*** EXERCISE DATA ***

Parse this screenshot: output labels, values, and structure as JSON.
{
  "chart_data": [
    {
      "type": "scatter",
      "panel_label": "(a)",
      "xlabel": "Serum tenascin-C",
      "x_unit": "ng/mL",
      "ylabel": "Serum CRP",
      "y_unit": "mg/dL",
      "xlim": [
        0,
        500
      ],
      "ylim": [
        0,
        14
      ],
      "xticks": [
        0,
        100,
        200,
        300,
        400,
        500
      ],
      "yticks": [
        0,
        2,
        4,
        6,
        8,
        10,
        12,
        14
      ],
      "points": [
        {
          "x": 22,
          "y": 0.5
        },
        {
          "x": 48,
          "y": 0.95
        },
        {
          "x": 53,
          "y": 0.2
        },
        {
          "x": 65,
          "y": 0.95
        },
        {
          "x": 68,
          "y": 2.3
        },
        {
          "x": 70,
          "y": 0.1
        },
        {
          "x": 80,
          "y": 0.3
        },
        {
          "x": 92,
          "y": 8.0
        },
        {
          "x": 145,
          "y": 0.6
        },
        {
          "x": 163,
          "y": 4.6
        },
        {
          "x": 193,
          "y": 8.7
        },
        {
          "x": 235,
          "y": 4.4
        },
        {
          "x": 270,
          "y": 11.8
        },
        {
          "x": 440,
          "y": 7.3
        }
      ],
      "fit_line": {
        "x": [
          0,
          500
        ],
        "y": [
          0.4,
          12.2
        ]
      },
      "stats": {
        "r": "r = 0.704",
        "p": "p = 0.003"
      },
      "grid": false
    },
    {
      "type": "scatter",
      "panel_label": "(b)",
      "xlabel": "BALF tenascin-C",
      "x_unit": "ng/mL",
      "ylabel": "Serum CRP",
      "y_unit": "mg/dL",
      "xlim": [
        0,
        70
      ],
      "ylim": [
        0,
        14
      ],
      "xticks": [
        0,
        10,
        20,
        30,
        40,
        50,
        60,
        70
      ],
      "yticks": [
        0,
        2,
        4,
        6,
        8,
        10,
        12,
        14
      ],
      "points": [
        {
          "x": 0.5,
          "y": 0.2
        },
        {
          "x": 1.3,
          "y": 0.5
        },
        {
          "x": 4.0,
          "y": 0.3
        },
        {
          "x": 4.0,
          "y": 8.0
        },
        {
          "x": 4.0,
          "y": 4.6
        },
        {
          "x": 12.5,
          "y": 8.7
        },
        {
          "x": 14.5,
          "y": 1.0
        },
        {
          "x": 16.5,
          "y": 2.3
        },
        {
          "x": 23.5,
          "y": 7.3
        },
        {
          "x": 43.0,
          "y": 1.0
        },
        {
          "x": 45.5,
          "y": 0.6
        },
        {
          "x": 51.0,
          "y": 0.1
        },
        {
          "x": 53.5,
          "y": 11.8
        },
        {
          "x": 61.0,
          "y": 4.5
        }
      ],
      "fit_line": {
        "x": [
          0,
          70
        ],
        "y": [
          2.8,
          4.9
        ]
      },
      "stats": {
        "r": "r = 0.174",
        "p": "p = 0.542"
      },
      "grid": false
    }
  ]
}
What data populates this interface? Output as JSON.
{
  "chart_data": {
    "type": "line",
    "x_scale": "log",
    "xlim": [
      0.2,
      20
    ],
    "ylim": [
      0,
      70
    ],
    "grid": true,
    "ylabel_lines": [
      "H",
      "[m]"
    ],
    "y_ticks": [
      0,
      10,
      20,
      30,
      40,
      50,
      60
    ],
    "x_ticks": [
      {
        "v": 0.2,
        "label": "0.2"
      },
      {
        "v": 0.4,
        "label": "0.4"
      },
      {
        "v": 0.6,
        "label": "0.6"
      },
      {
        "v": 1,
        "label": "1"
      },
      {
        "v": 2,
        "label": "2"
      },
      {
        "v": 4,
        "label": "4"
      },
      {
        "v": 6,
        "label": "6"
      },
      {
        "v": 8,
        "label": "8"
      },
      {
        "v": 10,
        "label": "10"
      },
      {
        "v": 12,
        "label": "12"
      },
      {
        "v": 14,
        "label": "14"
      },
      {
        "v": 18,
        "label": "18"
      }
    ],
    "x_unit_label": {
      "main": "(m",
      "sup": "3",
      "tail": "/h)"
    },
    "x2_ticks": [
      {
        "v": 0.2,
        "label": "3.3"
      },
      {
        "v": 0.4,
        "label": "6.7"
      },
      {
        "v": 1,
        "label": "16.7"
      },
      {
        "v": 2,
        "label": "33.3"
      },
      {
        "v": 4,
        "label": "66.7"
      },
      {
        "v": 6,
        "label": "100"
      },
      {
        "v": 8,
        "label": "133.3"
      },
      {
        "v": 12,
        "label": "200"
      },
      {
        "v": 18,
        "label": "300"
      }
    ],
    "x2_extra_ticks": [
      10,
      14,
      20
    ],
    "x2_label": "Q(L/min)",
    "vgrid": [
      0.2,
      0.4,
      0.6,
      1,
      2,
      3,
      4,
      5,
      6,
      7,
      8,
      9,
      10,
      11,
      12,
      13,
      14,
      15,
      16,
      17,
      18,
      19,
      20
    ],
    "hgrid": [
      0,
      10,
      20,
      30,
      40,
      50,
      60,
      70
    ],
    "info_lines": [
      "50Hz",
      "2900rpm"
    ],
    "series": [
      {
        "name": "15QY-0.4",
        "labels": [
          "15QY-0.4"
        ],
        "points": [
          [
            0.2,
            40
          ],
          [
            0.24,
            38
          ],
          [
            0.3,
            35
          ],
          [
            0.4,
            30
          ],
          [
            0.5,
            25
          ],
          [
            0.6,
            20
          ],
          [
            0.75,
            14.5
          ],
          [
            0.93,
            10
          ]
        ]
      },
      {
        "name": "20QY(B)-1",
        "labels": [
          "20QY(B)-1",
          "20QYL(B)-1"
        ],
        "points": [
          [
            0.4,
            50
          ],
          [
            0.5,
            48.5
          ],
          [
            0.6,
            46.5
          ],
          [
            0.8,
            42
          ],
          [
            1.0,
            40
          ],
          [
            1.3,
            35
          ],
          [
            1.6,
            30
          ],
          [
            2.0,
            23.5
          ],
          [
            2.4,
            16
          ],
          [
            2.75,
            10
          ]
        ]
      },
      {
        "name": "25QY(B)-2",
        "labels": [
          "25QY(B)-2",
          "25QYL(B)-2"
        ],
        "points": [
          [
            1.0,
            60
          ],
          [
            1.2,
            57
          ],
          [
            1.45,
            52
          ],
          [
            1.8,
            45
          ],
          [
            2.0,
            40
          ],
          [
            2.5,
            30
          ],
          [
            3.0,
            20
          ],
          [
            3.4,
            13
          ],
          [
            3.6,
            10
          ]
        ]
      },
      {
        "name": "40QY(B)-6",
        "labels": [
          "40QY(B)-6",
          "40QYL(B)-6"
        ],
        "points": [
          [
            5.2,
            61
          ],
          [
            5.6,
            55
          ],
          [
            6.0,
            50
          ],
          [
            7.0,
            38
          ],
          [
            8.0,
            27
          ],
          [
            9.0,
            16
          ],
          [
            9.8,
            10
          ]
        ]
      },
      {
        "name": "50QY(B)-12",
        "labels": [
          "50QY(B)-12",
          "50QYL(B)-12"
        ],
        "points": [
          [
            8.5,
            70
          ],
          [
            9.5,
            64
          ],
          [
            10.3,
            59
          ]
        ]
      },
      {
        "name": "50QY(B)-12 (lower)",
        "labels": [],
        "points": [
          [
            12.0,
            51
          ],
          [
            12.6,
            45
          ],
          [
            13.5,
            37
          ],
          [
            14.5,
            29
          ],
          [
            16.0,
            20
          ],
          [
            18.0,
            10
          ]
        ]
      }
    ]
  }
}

***

### PROBLEM DETAILS
Find how many lines in the listing contain the word "name" and give that count alone.

### FULL ANSWER
6